◆ Task requirements
Extract the final stretch of the data: the line that contains "Give me the" and every line after it, unaltered, and no other lines.
──────── The data ────────
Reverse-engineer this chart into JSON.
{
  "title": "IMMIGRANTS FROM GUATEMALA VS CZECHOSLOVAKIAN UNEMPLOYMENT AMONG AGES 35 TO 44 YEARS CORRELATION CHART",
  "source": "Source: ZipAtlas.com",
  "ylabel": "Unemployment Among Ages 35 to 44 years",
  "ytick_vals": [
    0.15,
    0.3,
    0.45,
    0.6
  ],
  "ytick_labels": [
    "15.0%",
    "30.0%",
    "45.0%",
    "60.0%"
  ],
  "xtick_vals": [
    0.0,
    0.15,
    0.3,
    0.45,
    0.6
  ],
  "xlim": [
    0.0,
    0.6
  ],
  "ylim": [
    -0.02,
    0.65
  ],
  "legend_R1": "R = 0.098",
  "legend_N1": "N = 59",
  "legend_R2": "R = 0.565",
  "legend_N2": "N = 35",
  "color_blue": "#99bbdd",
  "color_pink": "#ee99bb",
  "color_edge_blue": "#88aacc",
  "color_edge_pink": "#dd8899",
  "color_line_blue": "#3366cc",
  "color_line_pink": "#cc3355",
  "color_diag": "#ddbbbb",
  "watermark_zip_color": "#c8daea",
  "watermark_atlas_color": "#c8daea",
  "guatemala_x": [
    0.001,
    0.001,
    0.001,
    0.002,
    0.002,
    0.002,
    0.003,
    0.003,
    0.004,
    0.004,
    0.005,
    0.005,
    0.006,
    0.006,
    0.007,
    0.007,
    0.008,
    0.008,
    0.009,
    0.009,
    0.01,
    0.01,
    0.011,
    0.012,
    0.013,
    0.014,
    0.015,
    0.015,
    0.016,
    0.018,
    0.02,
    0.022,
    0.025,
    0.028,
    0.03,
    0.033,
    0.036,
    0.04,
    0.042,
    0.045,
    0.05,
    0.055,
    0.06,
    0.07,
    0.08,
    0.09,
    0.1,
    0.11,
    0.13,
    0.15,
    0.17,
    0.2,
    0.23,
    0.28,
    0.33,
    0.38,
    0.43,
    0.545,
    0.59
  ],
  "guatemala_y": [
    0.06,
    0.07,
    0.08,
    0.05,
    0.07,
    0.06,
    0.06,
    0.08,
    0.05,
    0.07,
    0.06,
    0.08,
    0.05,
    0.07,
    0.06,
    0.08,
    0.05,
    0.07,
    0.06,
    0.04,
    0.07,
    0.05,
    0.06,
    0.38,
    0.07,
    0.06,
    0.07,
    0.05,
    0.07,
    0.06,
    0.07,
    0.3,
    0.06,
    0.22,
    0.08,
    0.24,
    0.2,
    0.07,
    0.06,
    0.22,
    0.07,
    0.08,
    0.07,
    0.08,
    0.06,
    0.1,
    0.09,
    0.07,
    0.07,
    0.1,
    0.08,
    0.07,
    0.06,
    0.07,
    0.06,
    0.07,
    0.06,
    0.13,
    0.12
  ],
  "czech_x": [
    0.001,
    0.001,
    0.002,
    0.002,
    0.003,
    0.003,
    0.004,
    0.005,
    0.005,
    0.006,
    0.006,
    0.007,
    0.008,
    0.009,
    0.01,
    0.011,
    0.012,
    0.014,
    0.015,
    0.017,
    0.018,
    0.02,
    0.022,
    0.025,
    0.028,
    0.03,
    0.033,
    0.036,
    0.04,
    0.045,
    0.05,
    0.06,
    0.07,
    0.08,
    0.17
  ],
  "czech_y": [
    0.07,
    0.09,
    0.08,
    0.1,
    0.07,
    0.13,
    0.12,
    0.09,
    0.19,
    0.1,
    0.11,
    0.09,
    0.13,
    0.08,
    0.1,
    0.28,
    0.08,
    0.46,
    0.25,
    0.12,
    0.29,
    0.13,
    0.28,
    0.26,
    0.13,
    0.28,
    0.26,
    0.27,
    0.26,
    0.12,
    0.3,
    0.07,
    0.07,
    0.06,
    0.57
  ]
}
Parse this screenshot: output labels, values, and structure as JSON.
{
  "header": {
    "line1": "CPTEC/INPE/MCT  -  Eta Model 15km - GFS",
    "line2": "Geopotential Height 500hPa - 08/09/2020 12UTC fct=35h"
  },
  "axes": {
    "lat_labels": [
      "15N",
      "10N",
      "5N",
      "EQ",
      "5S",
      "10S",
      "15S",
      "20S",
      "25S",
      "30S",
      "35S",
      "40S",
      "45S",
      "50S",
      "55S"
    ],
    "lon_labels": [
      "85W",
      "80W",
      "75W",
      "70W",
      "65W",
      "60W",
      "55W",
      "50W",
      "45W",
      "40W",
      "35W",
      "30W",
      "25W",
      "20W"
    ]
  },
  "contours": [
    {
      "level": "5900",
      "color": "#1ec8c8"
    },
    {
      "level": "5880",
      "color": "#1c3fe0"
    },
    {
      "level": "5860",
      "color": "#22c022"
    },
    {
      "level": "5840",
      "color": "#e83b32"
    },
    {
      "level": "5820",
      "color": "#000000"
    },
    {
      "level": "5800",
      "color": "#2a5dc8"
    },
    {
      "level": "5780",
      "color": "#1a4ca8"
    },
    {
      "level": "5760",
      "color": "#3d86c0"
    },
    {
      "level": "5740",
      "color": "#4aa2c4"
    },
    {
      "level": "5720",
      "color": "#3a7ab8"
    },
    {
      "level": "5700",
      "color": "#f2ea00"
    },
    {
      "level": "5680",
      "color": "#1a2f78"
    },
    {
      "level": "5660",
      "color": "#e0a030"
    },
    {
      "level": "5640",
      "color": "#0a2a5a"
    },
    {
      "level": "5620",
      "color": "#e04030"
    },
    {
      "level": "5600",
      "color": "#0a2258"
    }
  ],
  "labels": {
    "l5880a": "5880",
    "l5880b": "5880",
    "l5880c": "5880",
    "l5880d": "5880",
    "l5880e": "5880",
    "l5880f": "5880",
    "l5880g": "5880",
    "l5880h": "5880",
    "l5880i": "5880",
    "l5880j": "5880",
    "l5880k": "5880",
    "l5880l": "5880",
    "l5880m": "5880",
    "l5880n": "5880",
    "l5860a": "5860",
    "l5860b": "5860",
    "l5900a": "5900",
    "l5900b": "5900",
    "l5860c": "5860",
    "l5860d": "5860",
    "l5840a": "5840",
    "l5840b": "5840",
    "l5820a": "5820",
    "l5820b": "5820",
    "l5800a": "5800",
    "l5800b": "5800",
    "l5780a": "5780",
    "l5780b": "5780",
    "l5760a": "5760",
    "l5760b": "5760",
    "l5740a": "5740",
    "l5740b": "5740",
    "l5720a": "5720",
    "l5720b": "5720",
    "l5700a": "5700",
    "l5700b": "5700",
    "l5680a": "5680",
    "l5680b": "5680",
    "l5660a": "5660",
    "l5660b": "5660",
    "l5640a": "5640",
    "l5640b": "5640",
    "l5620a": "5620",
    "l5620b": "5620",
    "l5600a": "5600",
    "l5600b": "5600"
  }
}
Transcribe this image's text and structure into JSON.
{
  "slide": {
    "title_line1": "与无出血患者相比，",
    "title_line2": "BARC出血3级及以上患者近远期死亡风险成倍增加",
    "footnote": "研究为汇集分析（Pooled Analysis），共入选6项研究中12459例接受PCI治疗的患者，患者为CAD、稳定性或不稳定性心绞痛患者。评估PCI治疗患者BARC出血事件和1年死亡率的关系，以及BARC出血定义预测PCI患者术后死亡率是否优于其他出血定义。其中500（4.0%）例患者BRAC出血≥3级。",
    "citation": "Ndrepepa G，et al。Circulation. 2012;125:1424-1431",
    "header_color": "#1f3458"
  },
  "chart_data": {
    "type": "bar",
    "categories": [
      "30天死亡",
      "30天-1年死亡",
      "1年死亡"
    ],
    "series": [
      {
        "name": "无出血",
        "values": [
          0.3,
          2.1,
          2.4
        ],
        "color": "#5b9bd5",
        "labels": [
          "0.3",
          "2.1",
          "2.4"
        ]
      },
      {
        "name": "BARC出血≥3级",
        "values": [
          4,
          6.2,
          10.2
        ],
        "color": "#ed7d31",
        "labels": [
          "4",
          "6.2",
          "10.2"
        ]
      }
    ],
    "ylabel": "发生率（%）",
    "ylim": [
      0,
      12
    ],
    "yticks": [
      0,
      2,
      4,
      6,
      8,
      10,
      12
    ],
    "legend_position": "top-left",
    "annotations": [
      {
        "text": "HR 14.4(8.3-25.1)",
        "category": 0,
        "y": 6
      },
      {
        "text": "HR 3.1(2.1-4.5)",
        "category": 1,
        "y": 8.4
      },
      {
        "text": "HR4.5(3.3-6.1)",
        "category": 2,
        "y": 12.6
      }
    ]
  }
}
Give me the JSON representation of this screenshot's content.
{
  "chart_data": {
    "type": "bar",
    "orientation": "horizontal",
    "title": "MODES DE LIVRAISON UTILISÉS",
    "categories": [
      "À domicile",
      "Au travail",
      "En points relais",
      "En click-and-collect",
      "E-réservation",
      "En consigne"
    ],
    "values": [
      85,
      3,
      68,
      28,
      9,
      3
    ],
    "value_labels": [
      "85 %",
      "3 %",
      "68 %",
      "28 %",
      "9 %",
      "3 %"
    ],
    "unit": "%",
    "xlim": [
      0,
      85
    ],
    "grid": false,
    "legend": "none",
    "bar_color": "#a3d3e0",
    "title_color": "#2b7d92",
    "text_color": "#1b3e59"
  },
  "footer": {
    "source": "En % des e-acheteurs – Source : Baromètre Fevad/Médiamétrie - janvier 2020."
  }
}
────────
◆ Expected answer
Give me the JSON representation of this screenshot's content.
{
  "chart_data": {
    "type": "bar",
    "orientation": "horizontal",
    "title": "MODES DE LIVRAISON UTILISÉS",
    "categories": [
      "À domicile",
      "Au travail",
      "En points relais",
      "En click-and-collect",
      "E-réservation",
      "En consigne"
    ],
    "values": [
      85,
      3,
      68,
      28,
      9,
      3
    ],
    "value_labels": [
      "85 %",
      "3 %",
      "68 %",
      "28 %",
      "9 %",
      "3 %"
    ],
    "unit": "%",
    "xlim": [
      0,
      85
    ],
    "grid": false,
    "legend": "none",
    "bar_color": "#a3d3e0",
    "title_color": "#2b7d92",
    "text_color": "#1b3e59"
  },
  "footer": {
    "source": "En % des e-acheteurs – Source : Baromètre Fevad/Médiamétrie - janvier 2020."
  }
}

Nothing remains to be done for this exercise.